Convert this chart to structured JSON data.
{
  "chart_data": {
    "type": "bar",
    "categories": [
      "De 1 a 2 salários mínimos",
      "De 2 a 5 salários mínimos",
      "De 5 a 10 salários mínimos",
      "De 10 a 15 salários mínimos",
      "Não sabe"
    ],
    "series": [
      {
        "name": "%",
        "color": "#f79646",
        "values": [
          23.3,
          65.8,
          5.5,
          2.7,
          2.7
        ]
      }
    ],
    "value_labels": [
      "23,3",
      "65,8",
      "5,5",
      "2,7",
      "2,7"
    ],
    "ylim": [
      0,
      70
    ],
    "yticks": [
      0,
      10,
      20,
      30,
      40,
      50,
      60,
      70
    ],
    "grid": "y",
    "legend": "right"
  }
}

▶ _Exercise instructions_: Extract every record. Keep wording exact.

▶ _Reply_:
Convert this chart to structured JSON data.
{
  "chart_data": {
    "type": "bar",
    "categories": [
      "De 1 a 2 salários mínimos",
      "De 2 a 5 salários mínimos",
      "De 5 a 10 salários mínimos",
      "De 10 a 15 salários mínimos",
      "Não sabe"
    ],
    "series": [
      {
        "name": "%",
        "color": "#f79646",
        "values": [
          23.3,
          65.8,
          5.5,
          2.7,
          2.7
        ]
      }
    ],
    "value_labels": [
      "23,3",
      "65,8",
      "5,5",
      "2,7",
      "2,7"
    ],
    "ylim": [
      0,
      70
    ],
    "yticks": [
      0,
      10,
      20,
      30,
      40,
      50,
      60,
      70
    ],
    "grid": "y",
    "legend": "right"
  }
}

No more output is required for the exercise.